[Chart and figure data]
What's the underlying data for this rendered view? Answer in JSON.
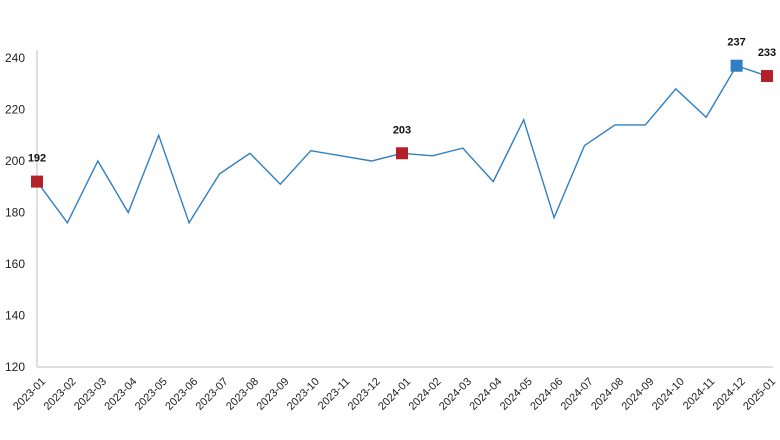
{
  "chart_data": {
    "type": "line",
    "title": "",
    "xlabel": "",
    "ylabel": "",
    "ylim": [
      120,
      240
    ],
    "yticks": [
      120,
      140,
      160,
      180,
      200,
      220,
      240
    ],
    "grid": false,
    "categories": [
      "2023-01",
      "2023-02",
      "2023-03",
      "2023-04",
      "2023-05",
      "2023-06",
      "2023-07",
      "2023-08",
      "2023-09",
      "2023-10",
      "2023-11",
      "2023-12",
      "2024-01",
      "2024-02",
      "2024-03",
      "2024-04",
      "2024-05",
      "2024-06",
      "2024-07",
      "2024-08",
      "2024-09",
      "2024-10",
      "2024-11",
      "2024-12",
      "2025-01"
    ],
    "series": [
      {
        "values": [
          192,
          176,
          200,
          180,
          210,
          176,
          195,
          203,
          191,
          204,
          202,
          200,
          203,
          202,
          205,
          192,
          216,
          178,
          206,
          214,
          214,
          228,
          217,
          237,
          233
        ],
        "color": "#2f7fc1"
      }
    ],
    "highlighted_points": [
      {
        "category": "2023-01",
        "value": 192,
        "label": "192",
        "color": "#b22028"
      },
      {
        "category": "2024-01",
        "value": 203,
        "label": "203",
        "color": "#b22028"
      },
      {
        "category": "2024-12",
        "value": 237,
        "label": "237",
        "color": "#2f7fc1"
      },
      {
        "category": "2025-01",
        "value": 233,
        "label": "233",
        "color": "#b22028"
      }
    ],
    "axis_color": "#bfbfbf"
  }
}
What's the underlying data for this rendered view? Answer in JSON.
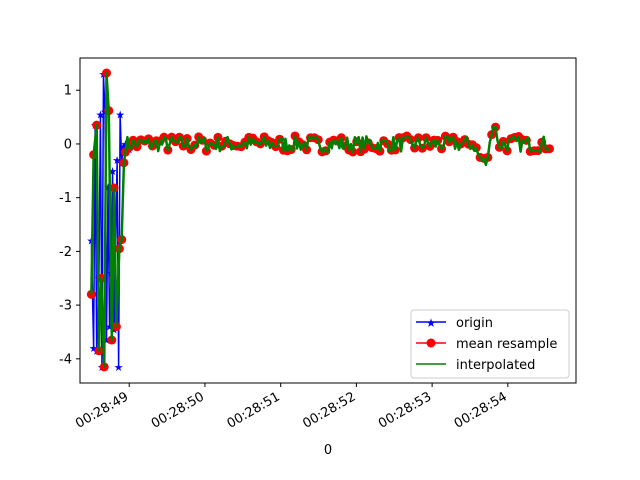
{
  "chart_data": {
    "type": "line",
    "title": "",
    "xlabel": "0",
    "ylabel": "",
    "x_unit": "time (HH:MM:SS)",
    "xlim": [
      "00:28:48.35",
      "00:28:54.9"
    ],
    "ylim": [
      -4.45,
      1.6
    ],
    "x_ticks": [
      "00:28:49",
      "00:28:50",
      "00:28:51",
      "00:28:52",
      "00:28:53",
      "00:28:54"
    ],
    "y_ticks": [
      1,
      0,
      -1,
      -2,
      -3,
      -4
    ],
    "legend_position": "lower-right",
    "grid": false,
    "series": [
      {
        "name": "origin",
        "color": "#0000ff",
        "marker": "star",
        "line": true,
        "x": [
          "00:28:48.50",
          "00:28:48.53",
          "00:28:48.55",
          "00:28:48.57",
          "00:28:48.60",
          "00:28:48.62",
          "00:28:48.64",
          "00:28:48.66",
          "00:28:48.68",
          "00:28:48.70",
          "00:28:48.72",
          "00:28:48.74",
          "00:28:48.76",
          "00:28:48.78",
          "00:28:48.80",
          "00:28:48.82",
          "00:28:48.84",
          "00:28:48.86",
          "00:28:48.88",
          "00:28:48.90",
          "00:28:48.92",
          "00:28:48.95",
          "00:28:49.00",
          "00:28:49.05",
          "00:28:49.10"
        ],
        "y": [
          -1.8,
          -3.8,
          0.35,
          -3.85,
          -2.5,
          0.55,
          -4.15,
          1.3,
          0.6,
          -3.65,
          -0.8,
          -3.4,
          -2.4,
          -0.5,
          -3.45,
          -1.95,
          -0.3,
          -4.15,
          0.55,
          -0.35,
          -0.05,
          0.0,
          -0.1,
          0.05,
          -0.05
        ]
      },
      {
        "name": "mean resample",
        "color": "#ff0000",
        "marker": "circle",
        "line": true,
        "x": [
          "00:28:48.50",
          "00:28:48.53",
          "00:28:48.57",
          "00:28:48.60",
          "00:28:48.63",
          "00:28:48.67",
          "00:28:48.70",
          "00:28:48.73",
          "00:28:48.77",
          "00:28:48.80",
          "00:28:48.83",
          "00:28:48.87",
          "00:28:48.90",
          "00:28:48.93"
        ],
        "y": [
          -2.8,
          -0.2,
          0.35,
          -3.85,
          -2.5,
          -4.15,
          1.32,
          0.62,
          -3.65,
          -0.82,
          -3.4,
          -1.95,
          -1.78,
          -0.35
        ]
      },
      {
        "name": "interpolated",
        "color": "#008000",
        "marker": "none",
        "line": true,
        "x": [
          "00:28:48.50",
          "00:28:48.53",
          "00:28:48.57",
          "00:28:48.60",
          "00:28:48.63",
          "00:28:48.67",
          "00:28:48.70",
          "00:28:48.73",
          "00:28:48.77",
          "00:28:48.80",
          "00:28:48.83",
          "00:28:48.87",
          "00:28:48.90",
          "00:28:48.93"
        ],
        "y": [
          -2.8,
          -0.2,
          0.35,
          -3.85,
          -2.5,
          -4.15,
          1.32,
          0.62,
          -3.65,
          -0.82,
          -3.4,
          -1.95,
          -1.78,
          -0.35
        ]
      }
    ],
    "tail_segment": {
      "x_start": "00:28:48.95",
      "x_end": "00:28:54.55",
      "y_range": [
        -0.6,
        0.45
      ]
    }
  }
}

Required task:
Leaving out the pictures, repeat the data above exactly.

Exercise output:
What's the underlying data for this rendered view? Answer in JSON.
{
  "chart_data": {
    "type": "line",
    "title": "",
    "xlabel": "",
    "ylabel": "",
    "ylim": [
      120,
      240
    ],
    "yticks": [
      120,
      140,
      160,
      180,
      200,
      220,
      240
    ],
    "grid": false,
    "categories": [
      "2023-01",
      "2023-02",
      "2023-03",
      "2023-04",
      "2023-05",
      "2023-06",
      "2023-07",
      "2023-08",
      "2023-09",
      "2023-10",
      "2023-11",
      "2023-12",
      "2024-01",
      "2024-02",
      "2024-03",
      "2024-04",
      "2024-05",
      "2024-06",
      "2024-07",
      "2024-08",
      "2024-09",
      "2024-10",
      "2024-11",
      "2024-12",
      "2025-01"
    ],
    "series": [
      {
        "values": [
          192,
          176,
          200,
          180,
          210,
          176,
          195,
          203,
          191,
          204,
          202,
          200,
          203,
          202,
          205,
          192,
          216,
          178,
          206,
          214,
          214,
          228,
          217,
          237,
          233
        ],
        "color": "#2f7fc1"
      }
    ],
    "highlighted_points": [
      {
        "category": "2023-01",
        "value": 192,
        "label": "192",
        "color": "#b22028"
      },
      {
        "category": "2024-01",
        "value": 203,
        "label": "203",
        "color": "#b22028"
      },
      {
        "category": "2024-12",
        "value": 237,
        "label": "237",
        "color": "#2f7fc1"
      },
      {
        "category": "2025-01",
        "value": 233,
        "label": "233",
        "color": "#b22028"
      }
    ],
    "axis_color": "#bfbfbf"
  }
}
What's the underlying data for this rendered view? Answer in JSON.
{
  "chart_data": {
    "type": "line",
    "title": "",
    "xlabel": "0",
    "ylabel": "",
    "x_unit": "time (HH:MM:SS)",
    "xlim": [
      "00:28:48.35",
      "00:28:54.9"
    ],
    "ylim": [
      -4.45,
      1.6
    ],
    "x_ticks": [
      "00:28:49",
      "00:28:50",
      "00:28:51",
      "00:28:52",
      "00:28:53",
      "00:28:54"
    ],
    "y_ticks": [
      1,
      0,
      -1,
      -2,
      -3,
      -4
    ],
    "legend_position": "lower-right",
    "grid": false,
    "series": [
      {
        "name": "origin",
        "color": "#0000ff",
        "marker": "star",
        "line": true,
        "x": [
          "00:28:48.50",
          "00:28:48.53",
          "00:28:48.55",
          "00:28:48.57",
          "00:28:48.60",
          "00:28:48.62",
          "00:28:48.64",
          "00:28:48.66",
          "00:28:48.68",
          "00:28:48.70",
          "00:28:48.72",
          "00:28:48.74",
          "00:28:48.76",
          "00:28:48.78",
          "00:28:48.80",
          "00:28:48.82",
          "00:28:48.84",
          "00:28:48.86",
          "00:28:48.88",
          "00:28:48.90",
          "00:28:48.92",
          "00:28:48.95",
          "00:28:49.00",
          "00:28:49.05",
          "00:28:49.10"
        ],
        "y": [
          -1.8,
          -3.8,
          0.35,
          -3.85,
          -2.5,
          0.55,
          -4.15,
          1.3,
          0.6,
          -3.65,
          -0.8,
          -3.4,
          -2.4,
          -0.5,
          -3.45,
          -1.95,
          -0.3,
          -4.15,
          0.55,
          -0.35,
          -0.05,
          0.0,
          -0.1,
          0.05,
          -0.05
        ]
      },
      {
        "name": "mean resample",
        "color": "#ff0000",
        "marker": "circle",
        "line": true,
        "x": [
          "00:28:48.50",
          "00:28:48.53",
          "00:28:48.57",
          "00:28:48.60",
          "00:28:48.63",
          "00:28:48.67",
          "00:28:48.70",
          "00:28:48.73",
          "00:28:48.77",
          "00:28:48.80",
          "00:28:48.83",
          "00:28:48.87",
          "00:28:48.90",
          "00:28:48.93"
        ],
        "y": [
          -2.8,
          -0.2,
          0.35,
          -3.85,
          -2.5,
          -4.15,
          1.32,
          0.62,
          -3.65,
          -0.82,
          -3.4,
          -1.95,
          -1.78,
          -0.35
        ]
      },
      {
        "name": "interpolated",
        "color": "#008000",
        "marker": "none",
        "line": true,
        "x": [
          "00:28:48.50",
          "00:28:48.53",
          "00:28:48.57",
          "00:28:48.60",
          "00:28:48.63",
          "00:28:48.67",
          "00:28:48.70",
          "00:28:48.73",
          "00:28:48.77",
          "00:28:48.80",
          "00:28:48.83",
          "00:28:48.87",
          "00:28:48.90",
          "00:28:48.93"
        ],
        "y": [
          -2.8,
          -0.2,
          0.35,
          -3.85,
          -2.5,
          -4.15,
          1.32,
          0.62,
          -3.65,
          -0.82,
          -3.4,
          -1.95,
          -1.78,
          -0.35
        ]
      }
    ],
    "tail_segment": {
      "x_start": "00:28:48.95",
      "x_end": "00:28:54.55",
      "y_range": [
        -0.6,
        0.45
      ]
    }
  }
}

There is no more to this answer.